Under this task are some entries; return every one of them exactly.

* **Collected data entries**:
━━━━
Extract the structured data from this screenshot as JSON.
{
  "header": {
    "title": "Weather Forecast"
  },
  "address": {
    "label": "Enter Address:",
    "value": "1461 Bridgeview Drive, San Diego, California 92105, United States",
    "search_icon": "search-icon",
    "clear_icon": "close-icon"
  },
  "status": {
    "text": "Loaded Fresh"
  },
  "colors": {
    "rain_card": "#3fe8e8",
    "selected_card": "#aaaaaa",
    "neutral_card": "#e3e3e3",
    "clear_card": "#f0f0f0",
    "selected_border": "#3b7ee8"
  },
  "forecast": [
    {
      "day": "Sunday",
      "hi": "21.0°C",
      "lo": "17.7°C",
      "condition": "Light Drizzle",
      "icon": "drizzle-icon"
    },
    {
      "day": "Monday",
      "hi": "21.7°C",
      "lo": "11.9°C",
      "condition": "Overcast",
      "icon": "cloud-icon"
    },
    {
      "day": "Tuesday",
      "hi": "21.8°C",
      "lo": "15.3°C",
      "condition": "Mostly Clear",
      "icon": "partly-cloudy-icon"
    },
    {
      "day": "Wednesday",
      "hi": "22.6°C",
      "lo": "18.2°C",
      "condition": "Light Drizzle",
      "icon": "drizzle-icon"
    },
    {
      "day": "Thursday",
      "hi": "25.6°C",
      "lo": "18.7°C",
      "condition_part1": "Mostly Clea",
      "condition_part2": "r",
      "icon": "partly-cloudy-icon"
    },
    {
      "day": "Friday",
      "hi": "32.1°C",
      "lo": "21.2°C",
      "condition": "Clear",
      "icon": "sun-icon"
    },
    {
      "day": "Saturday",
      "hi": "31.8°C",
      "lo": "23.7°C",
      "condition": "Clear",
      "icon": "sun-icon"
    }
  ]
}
━━━━
* **Task solution**:
Extract the structured data from this screenshot as JSON.
{
  "header": {
    "title": "Weather Forecast"
  },
  "address": {
    "label": "Enter Address:",
    "value": "1461 Bridgeview Drive, San Diego, California 92105, United States",
    "search_icon": "search-icon",
    "clear_icon": "close-icon"
  },
  "status": {
    "text": "Loaded Fresh"
  },
  "colors": {
    "rain_card": "#3fe8e8",
    "selected_card": "#aaaaaa",
    "neutral_card": "#e3e3e3",
    "clear_card": "#f0f0f0",
    "selected_border": "#3b7ee8"
  },
  "forecast": [
    {
      "day": "Sunday",
      "hi": "21.0°C",
      "lo": "17.7°C",
      "condition": "Light Drizzle",
      "icon": "drizzle-icon"
    },
    {
      "day": "Monday",
      "hi": "21.7°C",
      "lo": "11.9°C",
      "condition": "Overcast",
      "icon": "cloud-icon"
    },
    {
      "day": "Tuesday",
      "hi": "21.8°C",
      "lo": "15.3°C",
      "condition": "Mostly Clear",
      "icon": "partly-cloudy-icon"
    },
    {
      "day": "Wednesday",
      "hi": "22.6°C",
      "lo": "18.2°C",
      "condition": "Light Drizzle",
      "icon": "drizzle-icon"
    },
    {
      "day": "Thursday",
      "hi": "25.6°C",
      "lo": "18.7°C",
      "condition_part1": "Mostly Clea",
      "condition_part2": "r",
      "icon": "partly-cloudy-icon"
    },
    {
      "day": "Friday",
      "hi": "32.1°C",
      "lo": "21.2°C",
      "condition": "Clear",
      "icon": "sun-icon"
    },
    {
      "day": "Saturday",
      "hi": "31.8°C",
      "lo": "23.7°C",
      "condition": "Clear",
      "icon": "sun-icon"
    }
  ]
}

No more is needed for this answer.